WORK REQUIRED
Go through the records below line by line, counting those that contain the word "color"; answer with the count only.

**** SUPPLIED RECORDS

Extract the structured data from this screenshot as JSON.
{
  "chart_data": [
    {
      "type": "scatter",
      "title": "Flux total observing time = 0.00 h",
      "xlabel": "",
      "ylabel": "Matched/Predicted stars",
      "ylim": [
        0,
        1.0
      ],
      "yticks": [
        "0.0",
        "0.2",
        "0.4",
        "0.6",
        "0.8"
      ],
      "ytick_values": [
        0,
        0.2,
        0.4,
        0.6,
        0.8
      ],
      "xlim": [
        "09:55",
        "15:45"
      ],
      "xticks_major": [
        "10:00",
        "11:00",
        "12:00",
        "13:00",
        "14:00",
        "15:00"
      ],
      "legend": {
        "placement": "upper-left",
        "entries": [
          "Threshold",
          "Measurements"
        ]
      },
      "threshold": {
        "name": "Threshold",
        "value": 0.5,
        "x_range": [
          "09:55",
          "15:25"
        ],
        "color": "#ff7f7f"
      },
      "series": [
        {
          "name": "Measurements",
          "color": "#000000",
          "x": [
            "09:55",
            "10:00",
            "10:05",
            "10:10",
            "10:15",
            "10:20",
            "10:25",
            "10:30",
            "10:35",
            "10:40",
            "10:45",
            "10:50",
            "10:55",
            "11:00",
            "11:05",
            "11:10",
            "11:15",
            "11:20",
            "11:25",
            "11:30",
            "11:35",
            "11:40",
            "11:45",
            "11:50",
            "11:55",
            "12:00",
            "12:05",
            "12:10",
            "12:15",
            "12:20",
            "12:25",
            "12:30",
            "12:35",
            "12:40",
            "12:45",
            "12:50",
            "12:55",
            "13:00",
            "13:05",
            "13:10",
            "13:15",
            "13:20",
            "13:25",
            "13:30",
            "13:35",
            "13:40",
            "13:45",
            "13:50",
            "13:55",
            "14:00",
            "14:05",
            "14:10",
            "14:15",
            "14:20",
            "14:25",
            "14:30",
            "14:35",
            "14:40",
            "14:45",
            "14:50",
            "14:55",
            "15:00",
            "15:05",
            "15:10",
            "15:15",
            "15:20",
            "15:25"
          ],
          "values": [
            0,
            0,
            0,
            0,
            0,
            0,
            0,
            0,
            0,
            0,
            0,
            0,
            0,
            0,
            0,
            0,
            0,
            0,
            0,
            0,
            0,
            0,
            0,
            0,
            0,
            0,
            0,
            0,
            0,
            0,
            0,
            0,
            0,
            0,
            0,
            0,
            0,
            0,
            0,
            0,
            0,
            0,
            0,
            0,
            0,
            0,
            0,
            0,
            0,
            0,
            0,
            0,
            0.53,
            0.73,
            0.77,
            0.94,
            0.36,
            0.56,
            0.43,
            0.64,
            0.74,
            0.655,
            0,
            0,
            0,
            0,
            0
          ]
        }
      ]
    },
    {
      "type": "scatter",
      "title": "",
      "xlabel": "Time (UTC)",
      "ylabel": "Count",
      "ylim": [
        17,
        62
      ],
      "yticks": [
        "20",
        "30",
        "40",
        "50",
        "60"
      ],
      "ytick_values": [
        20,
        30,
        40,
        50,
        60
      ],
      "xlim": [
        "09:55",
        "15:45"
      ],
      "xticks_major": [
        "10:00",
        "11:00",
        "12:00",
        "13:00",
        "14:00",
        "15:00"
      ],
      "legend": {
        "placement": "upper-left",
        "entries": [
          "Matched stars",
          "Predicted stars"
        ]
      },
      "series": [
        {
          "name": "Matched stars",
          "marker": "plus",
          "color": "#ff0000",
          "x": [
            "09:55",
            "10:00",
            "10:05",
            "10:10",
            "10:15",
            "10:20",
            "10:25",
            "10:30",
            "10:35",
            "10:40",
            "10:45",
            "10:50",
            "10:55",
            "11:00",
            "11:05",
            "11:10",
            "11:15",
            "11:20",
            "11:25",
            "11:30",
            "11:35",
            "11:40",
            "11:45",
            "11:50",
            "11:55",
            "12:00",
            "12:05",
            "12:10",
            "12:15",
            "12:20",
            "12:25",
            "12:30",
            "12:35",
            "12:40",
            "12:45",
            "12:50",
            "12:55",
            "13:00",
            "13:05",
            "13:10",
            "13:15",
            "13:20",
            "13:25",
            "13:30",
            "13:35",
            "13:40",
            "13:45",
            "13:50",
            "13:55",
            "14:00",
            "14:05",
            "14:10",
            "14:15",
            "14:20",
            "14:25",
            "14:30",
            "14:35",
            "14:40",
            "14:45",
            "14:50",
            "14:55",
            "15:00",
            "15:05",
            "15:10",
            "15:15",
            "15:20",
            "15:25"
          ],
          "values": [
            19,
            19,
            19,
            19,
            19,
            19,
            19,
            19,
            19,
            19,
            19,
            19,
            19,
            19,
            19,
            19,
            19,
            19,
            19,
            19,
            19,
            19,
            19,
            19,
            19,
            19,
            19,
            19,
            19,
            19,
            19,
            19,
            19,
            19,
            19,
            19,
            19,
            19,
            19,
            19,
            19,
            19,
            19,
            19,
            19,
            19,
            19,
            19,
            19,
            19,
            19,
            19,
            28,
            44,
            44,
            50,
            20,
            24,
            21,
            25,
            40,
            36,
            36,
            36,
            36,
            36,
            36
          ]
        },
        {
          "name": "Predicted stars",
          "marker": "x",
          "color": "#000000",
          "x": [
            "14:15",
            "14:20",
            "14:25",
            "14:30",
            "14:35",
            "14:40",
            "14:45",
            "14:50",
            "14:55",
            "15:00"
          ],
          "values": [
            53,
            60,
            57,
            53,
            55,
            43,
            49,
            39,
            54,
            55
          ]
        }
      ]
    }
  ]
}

********

TASK ANSWER
4